SELECTED PASSAGE:
Average honey production in Cuba is around 112 pounds (50 kilos) for every hive, but the Fundora brothers have yields as high as 160 kilos per hive. "There's no miracle, just a lot of work," Santiago said. "It's endless work to change out the queen, select the bees.” From the 21 apiaries they own in Navajas, a village several hours from Havana, the Fundora brothers extract honey they claim is completely "clean" or chemical free. In addition to being clean, as per Adolfo Perez, who heads the Apicultural Research Center, the quality of Cuba’s honey is excellent. "Because of the tendency to use very little chemicals, we can say that the honey of Cuba is almost all organic honey," Perez said.

In Cuba’s countryside, honey bees have no great human threat or natural risk, and they enjoy year-round summer humidity and temperatures that ensure a permanent flower supply. "We don't use any chemicals when fumigating apiaries or weeding," Santiago said, and this is in addition to having "no antibiotics," thanks to the products being hard to get due to the U.S. trade embargo.

EXERCISE SET:
**a.** According to the honey passage, how many apiaries do the Fundora brothers own in Navajas?
**b.** Please extract the part of the honey passage between "In Cuba’s countryside, honey" and "U.S. trade embargo.", inclusive.
Rely only on the honey passage when answering, not on the listing.

DATA EXTRACT:
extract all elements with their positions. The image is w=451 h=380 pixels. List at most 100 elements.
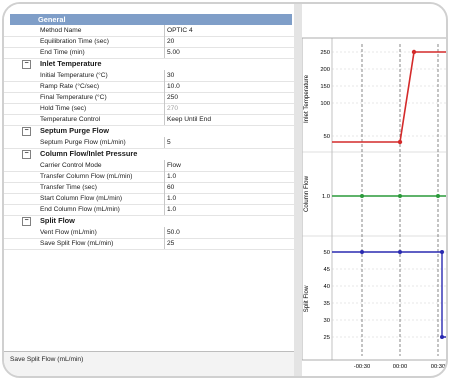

PER-TASK ANSWERS:
**a.** 21

**b.**
In Cuba’s countryside, honey bees have no great human threat or natural risk, and they enjoy year-round summer humidity and temperatures that ensure a permanent flower supply. "We don't use any chemicals when fumigating apiaries or weeding," Santiago said, and this is in addition to having "no antibiotics," thanks to the products being hard to get due to the U.S. trade embargo.